Search the data for the word "浙江省应急管理厅" and copy every line where it occurs.

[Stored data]

════════════════════

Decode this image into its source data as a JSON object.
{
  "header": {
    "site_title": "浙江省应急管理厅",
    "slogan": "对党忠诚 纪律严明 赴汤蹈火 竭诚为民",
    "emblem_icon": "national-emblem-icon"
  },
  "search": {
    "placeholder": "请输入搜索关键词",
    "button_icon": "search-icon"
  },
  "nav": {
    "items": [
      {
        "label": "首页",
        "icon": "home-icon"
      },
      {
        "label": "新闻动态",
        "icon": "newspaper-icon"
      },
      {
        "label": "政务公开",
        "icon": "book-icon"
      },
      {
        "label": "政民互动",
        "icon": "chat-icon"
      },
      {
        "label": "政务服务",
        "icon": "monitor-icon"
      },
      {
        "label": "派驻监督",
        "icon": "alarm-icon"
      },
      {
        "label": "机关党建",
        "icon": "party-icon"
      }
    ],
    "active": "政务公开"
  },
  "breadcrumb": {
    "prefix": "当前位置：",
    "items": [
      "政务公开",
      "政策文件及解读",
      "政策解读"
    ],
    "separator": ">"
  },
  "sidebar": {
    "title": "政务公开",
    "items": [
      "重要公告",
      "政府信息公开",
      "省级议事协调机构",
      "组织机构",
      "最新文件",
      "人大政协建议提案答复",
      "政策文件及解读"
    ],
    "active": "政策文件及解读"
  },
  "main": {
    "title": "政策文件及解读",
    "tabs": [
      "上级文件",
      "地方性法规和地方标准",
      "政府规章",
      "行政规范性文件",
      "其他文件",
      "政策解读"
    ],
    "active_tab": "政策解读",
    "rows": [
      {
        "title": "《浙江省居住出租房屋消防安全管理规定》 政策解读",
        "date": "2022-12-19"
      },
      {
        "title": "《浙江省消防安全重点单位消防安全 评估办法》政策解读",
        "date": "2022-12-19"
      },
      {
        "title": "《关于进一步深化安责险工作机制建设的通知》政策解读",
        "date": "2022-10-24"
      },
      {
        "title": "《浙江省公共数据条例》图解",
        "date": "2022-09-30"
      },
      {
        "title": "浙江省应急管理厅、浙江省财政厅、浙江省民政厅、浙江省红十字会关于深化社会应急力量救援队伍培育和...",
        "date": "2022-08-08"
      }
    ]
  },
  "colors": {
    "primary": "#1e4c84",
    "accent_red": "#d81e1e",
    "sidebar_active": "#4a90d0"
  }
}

════════════════════

ANSWER:
    "site_title": "浙江省应急管理厅",
        "title": "浙江省应急管理厅、浙江省财政厅、浙江省民政厅、浙江省红十字会关于深化社会应急力量救援队伍培育和...",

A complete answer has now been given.